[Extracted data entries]
* * * * * * *
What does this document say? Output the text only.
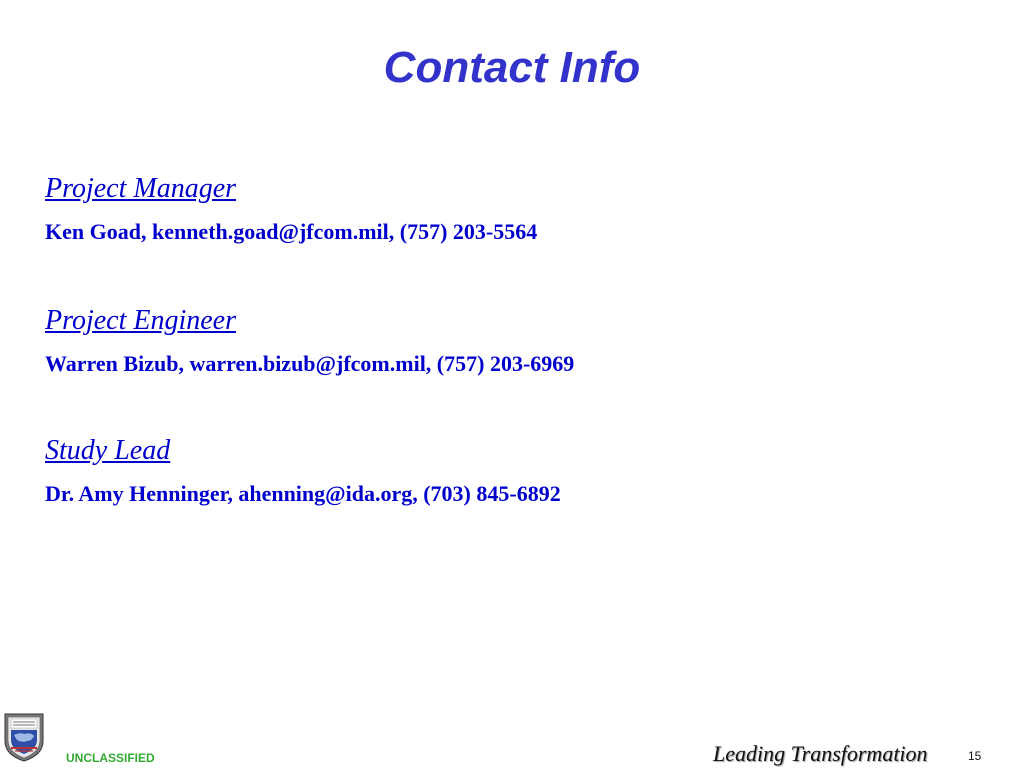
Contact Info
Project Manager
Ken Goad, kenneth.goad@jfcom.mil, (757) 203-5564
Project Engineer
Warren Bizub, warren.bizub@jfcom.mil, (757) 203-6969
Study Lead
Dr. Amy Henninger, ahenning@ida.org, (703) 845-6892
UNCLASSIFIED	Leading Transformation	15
* * * * * * *
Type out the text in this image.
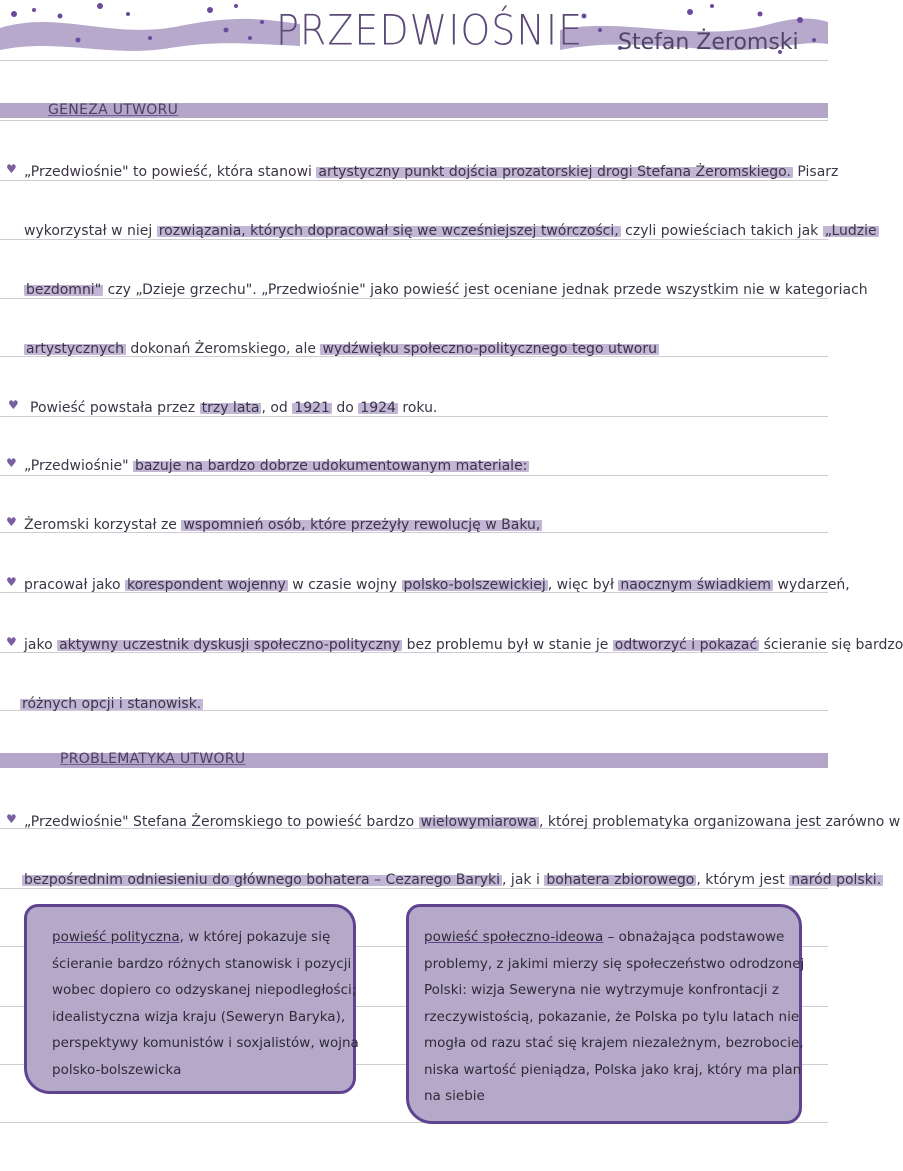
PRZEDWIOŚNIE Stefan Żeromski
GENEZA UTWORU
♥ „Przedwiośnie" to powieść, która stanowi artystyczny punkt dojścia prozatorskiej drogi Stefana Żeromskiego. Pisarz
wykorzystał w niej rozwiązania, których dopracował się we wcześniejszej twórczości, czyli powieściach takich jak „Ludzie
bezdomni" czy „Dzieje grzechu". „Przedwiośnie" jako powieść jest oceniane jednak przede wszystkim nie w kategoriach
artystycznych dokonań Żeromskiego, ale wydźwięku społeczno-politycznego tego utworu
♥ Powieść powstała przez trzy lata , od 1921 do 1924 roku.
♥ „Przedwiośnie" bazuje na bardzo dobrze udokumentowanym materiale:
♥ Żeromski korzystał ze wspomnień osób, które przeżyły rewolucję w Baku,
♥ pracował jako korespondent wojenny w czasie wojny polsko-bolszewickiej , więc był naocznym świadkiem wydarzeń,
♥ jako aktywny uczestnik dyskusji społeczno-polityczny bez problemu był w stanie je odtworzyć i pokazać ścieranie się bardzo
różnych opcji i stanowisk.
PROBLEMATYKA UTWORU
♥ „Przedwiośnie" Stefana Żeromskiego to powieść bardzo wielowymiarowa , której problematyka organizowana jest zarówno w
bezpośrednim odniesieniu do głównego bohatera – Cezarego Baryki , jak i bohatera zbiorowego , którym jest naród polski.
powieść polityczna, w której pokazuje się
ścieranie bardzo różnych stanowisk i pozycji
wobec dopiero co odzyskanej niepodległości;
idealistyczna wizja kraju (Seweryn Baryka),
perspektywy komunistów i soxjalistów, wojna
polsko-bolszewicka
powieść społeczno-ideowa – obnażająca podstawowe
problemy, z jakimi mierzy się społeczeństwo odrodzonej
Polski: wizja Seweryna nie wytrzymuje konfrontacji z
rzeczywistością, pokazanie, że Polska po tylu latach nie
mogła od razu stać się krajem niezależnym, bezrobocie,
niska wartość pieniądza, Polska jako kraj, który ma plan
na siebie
* * * * * * *
#### WHAT YOU ARE ASKED TO DO
Pull out all lines containing "jako".

#### REPLY TO THE EXERCISE
bezdomni" czy „Dzieje grzechu". „Przedwiośnie" jako powieść jest oceniane jednak przede wszystkim nie w kategoriach
♥ pracował jako korespondent wojenny w czasie wojny polsko-bolszewickiej , więc był naocznym świadkiem wydarzeń,
♥ jako aktywny uczestnik dyskusji społeczno-polityczny bez problemu był w stanie je odtworzyć i pokazać ścieranie się bardzo
niska wartość pieniądza, Polska jako kraj, który ma plan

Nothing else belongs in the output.